(Dataset items)
┌────────

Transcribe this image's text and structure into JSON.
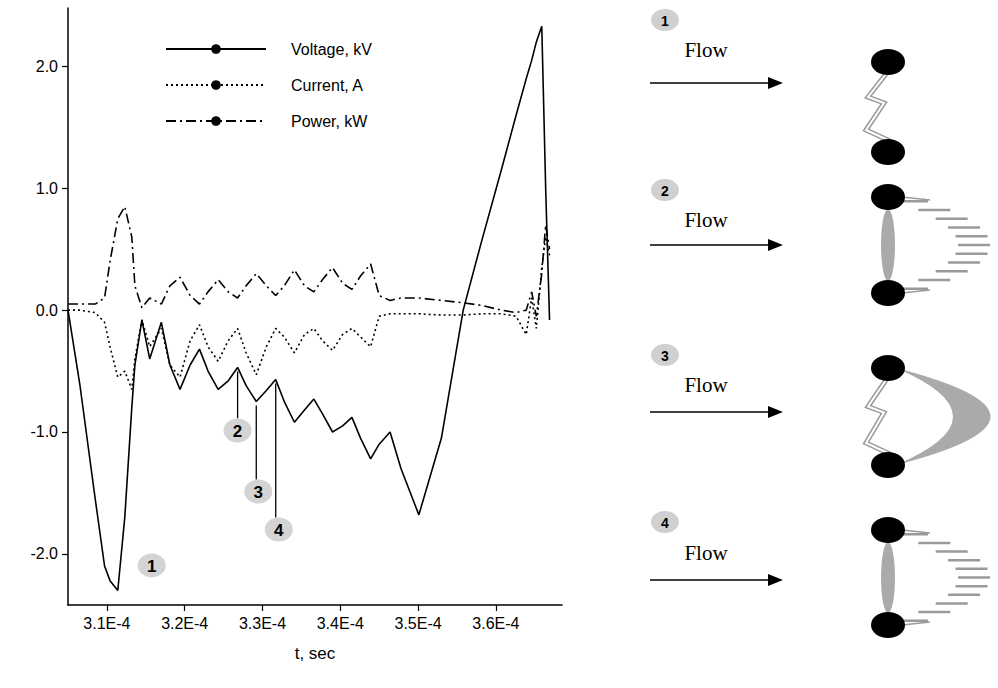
{
  "chart_data": {
    "type": "line",
    "x_label": "t, sec",
    "x": [
      0.000305,
      0.0003065,
      0.0003085,
      0.0003097,
      0.0003104,
      0.0003114,
      0.0003123,
      0.0003132,
      0.0003136,
      0.0003145,
      0.0003155,
      0.000317,
      0.0003181,
      0.0003194,
      0.0003207,
      0.0003219,
      0.000323,
      0.0003243,
      0.0003256,
      0.0003268,
      0.0003279,
      0.0003292,
      0.0003305,
      0.0003317,
      0.0003328,
      0.0003341,
      0.0003354,
      0.0003366,
      0.0003377,
      0.000339,
      0.0003403,
      0.0003415,
      0.0003426,
      0.0003439,
      0.000345,
      0.0003464,
      0.0003478,
      0.0003501,
      0.000353,
      0.0003558,
      0.0003581,
      0.0003607,
      0.0003626,
      0.0003639,
      0.0003646,
      0.0003652,
      0.0003659,
      0.0003664,
      0.0003669
    ],
    "series": [
      {
        "name": "Voltage, kV",
        "color": "#000000",
        "line_style": "solid",
        "values": [
          0,
          -0.6,
          -1.55,
          -2.1,
          -2.22,
          -2.3,
          -1.7,
          -0.8,
          -0.45,
          -0.08,
          -0.4,
          -0.1,
          -0.45,
          -0.65,
          -0.45,
          -0.32,
          -0.5,
          -0.65,
          -0.58,
          -0.47,
          -0.62,
          -0.75,
          -0.66,
          -0.57,
          -0.75,
          -0.92,
          -0.82,
          -0.73,
          -0.85,
          -1.0,
          -0.95,
          -0.88,
          -1.05,
          -1.22,
          -1.1,
          -1.0,
          -1.3,
          -1.68,
          -1.05,
          0.0,
          0.55,
          1.15,
          1.6,
          1.9,
          2.05,
          2.2,
          2.33,
          1.0,
          -0.08
        ]
      },
      {
        "name": "Current, A",
        "color": "#000000",
        "line_style": "dotted",
        "values": [
          0,
          0,
          -0.02,
          -0.1,
          -0.3,
          -0.55,
          -0.5,
          -0.65,
          -0.4,
          -0.08,
          -0.3,
          -0.15,
          -0.45,
          -0.55,
          -0.25,
          -0.12,
          -0.3,
          -0.42,
          -0.25,
          -0.15,
          -0.35,
          -0.53,
          -0.3,
          -0.15,
          -0.22,
          -0.35,
          -0.2,
          -0.15,
          -0.25,
          -0.33,
          -0.2,
          -0.15,
          -0.22,
          -0.3,
          -0.05,
          -0.03,
          -0.03,
          -0.03,
          -0.04,
          -0.04,
          -0.03,
          -0.03,
          -0.05,
          -0.2,
          0.1,
          -0.15,
          0.35,
          0.6,
          0.45
        ]
      },
      {
        "name": "Power, kW",
        "color": "#000000",
        "line_style": "dashdot",
        "values": [
          0.05,
          0.05,
          0.05,
          0.1,
          0.4,
          0.75,
          0.85,
          0.6,
          0.2,
          0.02,
          0.1,
          0.05,
          0.2,
          0.27,
          0.12,
          0.05,
          0.15,
          0.25,
          0.15,
          0.1,
          0.2,
          0.3,
          0.2,
          0.12,
          0.2,
          0.33,
          0.2,
          0.15,
          0.25,
          0.35,
          0.22,
          0.17,
          0.28,
          0.38,
          0.12,
          0.08,
          0.1,
          0.1,
          0.08,
          0.06,
          0.04,
          0.0,
          -0.02,
          0.0,
          0.15,
          -0.05,
          0.3,
          0.7,
          0.5
        ]
      }
    ],
    "xlim": [
      0.000305,
      0.0003685
    ],
    "xticks": [
      {
        "value": 0.00031,
        "label": "3.1E-4"
      },
      {
        "value": 0.00032,
        "label": "3.2E-4"
      },
      {
        "value": 0.00033,
        "label": "3.3E-4"
      },
      {
        "value": 0.00034,
        "label": "3.4E-4"
      },
      {
        "value": 0.00035,
        "label": "3.5E-4"
      },
      {
        "value": 0.00036,
        "label": "3.6E-4"
      }
    ],
    "ylim": [
      -2.42,
      2.48
    ],
    "yticks": [
      {
        "value": -2,
        "label": "-2.0"
      },
      {
        "value": -1,
        "label": "-1.0"
      },
      {
        "value": 0,
        "label": "0.0"
      },
      {
        "value": 1,
        "label": "1.0"
      },
      {
        "value": 2,
        "label": "2.0"
      }
    ],
    "grid": false,
    "legend": "top-left",
    "annotations": [
      {
        "text": "1",
        "x": 0.0003114,
        "y": -2.3
      },
      {
        "text": "2",
        "x": 0.0003268,
        "y": -0.47
      },
      {
        "text": "3",
        "x": 0.0003292,
        "y": -0.75
      },
      {
        "text": "4",
        "x": 0.0003317,
        "y": -0.57
      }
    ]
  },
  "diagram": {
    "panels": [
      {
        "label": "1",
        "flow": "Flow"
      },
      {
        "label": "2",
        "flow": "Flow"
      },
      {
        "label": "3",
        "flow": "Flow"
      },
      {
        "label": "4",
        "flow": "Flow"
      }
    ]
  }
}
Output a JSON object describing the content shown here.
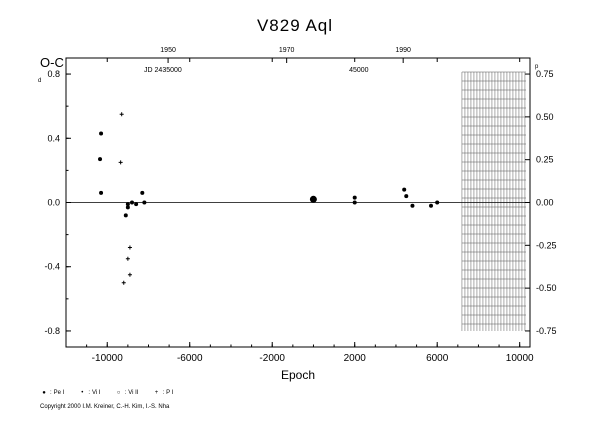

└────────

Pick out each line that holds the string "text".

Transcribe this image's text and structure into JSON.
        "text": "1",
        "text": "2",
        "text": "3",
        "text": "4",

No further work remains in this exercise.